Data entries:
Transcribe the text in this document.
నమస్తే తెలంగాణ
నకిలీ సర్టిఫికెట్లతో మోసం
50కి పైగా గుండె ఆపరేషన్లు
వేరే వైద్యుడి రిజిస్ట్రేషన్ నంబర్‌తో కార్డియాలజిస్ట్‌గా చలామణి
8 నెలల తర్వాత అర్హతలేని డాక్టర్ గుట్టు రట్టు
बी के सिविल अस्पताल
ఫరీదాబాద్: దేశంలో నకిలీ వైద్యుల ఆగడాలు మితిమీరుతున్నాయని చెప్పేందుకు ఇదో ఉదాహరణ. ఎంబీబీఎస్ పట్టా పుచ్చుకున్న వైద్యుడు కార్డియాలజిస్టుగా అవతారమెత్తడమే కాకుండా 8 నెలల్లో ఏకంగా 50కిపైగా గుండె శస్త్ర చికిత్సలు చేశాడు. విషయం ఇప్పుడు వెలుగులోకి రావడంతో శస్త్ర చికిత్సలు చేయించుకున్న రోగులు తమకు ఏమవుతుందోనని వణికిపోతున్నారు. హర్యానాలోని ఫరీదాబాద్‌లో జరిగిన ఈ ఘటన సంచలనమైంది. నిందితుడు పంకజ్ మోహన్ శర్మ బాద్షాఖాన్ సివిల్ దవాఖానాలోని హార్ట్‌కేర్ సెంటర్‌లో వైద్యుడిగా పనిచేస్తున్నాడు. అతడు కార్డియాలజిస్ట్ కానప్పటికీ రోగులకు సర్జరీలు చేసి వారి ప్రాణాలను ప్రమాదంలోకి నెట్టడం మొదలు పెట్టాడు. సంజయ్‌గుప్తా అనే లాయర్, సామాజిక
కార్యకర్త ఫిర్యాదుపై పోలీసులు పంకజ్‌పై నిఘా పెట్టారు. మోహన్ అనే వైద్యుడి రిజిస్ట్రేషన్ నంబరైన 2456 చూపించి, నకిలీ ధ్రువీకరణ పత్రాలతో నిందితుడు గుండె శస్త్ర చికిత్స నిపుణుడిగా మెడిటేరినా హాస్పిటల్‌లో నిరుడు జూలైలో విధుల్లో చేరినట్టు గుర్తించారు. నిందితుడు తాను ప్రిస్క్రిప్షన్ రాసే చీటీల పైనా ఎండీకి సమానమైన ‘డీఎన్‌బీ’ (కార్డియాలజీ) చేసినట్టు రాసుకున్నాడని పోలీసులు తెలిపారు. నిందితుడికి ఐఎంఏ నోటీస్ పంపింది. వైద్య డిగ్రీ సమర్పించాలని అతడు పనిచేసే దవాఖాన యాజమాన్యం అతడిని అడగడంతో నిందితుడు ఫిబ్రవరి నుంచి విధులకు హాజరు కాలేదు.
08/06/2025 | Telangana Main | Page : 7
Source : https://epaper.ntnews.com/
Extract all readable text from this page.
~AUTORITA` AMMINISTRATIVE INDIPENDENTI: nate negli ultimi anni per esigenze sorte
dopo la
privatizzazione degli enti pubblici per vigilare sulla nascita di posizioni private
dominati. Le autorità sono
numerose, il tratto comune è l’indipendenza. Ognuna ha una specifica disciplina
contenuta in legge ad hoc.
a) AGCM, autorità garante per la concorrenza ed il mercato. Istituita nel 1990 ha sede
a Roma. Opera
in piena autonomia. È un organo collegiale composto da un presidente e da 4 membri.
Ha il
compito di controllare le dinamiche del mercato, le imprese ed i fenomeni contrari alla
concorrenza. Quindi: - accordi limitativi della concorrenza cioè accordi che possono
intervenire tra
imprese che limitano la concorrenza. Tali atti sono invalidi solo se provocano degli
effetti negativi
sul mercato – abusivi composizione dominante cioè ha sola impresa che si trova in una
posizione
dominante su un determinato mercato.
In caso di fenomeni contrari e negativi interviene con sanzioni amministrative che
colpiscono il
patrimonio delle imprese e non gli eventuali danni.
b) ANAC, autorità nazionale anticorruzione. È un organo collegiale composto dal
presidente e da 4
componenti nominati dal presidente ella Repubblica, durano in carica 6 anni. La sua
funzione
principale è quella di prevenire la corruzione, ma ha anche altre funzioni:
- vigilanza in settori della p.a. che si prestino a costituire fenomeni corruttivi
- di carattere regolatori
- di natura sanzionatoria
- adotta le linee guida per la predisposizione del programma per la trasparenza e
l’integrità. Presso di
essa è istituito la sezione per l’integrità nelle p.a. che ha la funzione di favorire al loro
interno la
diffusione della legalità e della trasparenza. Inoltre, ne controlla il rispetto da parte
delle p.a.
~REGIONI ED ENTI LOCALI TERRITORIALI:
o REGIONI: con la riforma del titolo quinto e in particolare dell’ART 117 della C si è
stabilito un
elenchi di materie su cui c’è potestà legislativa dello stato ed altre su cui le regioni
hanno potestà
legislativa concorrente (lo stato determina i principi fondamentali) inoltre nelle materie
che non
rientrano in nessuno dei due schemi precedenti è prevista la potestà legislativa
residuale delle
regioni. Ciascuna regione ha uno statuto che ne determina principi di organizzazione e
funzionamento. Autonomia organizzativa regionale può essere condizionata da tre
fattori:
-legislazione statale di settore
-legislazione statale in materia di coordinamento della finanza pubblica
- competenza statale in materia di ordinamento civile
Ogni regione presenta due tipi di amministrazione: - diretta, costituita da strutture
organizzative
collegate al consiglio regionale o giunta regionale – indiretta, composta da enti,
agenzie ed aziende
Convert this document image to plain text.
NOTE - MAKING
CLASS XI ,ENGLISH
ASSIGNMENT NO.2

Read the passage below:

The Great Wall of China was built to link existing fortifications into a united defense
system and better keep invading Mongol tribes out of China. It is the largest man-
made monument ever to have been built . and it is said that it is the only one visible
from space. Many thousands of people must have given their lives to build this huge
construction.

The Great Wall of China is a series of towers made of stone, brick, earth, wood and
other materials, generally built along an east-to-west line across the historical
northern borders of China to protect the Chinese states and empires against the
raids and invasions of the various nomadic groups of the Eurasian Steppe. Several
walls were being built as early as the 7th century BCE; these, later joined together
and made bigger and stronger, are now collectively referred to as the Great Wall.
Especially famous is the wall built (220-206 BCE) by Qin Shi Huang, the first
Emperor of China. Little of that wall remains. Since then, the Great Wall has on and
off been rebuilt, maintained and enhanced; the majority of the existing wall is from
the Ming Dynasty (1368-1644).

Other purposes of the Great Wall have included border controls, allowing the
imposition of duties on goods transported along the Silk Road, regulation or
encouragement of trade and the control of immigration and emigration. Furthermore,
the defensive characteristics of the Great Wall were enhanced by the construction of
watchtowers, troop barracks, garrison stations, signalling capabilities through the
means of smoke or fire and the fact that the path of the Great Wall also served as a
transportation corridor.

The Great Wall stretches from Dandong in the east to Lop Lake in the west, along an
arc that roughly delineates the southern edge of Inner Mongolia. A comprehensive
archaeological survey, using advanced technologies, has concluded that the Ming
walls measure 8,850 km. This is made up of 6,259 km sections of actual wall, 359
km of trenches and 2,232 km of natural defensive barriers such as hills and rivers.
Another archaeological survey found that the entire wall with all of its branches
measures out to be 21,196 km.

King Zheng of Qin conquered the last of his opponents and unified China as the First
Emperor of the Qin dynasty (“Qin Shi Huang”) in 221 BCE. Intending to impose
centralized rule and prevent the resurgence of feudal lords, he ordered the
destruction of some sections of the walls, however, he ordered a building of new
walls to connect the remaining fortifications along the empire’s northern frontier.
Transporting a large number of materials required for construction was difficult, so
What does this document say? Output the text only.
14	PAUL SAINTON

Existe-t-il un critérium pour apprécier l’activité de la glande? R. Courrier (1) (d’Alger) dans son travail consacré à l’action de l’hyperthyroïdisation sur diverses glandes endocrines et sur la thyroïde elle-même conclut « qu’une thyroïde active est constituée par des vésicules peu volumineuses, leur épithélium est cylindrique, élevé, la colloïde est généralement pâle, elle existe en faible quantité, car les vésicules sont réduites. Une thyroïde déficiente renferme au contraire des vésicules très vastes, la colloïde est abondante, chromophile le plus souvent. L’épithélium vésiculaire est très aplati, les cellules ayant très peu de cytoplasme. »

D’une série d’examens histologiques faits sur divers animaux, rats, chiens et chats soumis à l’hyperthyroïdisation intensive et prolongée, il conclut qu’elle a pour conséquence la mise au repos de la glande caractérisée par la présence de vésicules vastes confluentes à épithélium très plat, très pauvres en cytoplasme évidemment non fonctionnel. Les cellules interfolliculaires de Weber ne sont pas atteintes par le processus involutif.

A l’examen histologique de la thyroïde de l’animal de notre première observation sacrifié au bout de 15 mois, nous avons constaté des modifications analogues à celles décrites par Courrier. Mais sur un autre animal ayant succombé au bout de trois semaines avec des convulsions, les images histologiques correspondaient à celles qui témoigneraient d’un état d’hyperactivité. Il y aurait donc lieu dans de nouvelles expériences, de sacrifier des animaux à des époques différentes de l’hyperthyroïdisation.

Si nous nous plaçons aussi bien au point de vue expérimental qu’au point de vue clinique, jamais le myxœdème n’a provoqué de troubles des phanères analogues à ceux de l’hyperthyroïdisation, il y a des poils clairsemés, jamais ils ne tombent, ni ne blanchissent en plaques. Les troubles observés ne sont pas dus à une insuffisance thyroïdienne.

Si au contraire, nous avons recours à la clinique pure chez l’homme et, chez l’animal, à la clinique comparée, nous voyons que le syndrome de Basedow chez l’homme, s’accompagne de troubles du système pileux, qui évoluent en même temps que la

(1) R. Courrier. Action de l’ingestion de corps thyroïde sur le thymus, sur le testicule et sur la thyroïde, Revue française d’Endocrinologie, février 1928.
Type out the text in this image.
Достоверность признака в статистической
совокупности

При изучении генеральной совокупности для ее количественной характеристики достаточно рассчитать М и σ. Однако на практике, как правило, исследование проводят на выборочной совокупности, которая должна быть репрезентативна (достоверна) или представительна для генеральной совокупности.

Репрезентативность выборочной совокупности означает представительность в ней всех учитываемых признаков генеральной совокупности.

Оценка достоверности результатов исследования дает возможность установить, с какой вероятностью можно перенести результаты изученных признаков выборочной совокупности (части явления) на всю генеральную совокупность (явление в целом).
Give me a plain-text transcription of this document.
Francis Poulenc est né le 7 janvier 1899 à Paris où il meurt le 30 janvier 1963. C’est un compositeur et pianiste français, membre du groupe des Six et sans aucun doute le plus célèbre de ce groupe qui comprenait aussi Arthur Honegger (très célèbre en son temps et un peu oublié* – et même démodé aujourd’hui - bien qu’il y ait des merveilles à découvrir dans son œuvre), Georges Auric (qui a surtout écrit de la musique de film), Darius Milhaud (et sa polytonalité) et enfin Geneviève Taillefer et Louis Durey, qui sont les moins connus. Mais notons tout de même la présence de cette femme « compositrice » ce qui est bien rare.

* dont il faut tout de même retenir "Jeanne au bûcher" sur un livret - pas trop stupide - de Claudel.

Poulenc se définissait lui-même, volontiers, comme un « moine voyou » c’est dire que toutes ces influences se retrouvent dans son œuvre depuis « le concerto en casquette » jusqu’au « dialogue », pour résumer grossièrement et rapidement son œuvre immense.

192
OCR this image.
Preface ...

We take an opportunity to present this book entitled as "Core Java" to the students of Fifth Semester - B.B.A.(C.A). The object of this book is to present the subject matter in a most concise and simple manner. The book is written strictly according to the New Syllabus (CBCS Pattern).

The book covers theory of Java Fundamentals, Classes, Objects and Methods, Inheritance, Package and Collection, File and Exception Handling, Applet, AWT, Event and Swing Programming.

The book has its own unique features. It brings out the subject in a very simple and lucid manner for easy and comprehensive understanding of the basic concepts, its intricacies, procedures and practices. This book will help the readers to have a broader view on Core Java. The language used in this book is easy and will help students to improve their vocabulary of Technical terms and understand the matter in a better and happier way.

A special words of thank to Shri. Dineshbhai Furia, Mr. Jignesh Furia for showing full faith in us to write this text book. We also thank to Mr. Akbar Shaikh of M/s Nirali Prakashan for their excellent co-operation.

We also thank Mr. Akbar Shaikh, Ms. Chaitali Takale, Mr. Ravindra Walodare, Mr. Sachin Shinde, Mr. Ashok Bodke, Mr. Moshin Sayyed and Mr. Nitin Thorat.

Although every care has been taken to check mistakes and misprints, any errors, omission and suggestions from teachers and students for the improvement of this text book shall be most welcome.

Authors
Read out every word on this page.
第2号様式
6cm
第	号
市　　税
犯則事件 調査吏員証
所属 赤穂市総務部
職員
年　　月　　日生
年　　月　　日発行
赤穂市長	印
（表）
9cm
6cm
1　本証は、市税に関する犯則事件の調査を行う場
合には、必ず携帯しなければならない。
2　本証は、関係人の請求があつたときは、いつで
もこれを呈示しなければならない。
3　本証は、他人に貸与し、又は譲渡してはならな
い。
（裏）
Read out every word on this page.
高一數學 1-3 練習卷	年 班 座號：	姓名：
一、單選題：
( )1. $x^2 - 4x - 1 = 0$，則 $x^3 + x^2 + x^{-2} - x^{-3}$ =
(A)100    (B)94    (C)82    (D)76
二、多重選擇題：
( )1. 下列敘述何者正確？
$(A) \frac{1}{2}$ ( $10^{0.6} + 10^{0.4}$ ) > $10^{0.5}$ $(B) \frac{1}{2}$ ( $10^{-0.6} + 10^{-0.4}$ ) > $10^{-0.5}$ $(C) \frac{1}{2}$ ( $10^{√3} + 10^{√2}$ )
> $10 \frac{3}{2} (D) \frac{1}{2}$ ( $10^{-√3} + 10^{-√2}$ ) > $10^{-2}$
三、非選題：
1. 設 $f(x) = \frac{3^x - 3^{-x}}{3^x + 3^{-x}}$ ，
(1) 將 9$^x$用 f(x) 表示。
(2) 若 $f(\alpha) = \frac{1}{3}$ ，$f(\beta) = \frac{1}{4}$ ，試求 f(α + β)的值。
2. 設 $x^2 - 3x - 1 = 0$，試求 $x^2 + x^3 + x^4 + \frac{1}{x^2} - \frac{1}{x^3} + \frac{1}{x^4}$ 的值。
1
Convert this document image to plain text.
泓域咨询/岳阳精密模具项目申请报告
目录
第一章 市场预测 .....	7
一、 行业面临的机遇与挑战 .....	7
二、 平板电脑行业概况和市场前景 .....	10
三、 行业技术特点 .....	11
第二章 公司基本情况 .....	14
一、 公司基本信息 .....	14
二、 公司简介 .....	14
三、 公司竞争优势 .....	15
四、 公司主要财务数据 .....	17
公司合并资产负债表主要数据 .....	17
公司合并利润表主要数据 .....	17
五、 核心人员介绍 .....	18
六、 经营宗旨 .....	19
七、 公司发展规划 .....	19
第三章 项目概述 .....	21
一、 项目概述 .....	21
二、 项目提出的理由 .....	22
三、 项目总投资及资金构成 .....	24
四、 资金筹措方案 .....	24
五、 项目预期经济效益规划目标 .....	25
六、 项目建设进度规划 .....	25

Work to do. Check each line of the entries above for the word "sections". List the ones that have it.

Expected answer.
walls measure 8,850 km. This is made up of 6,259 km sections of actual wall, 359
destruction of some sections of the walls, however, he ordered a building of new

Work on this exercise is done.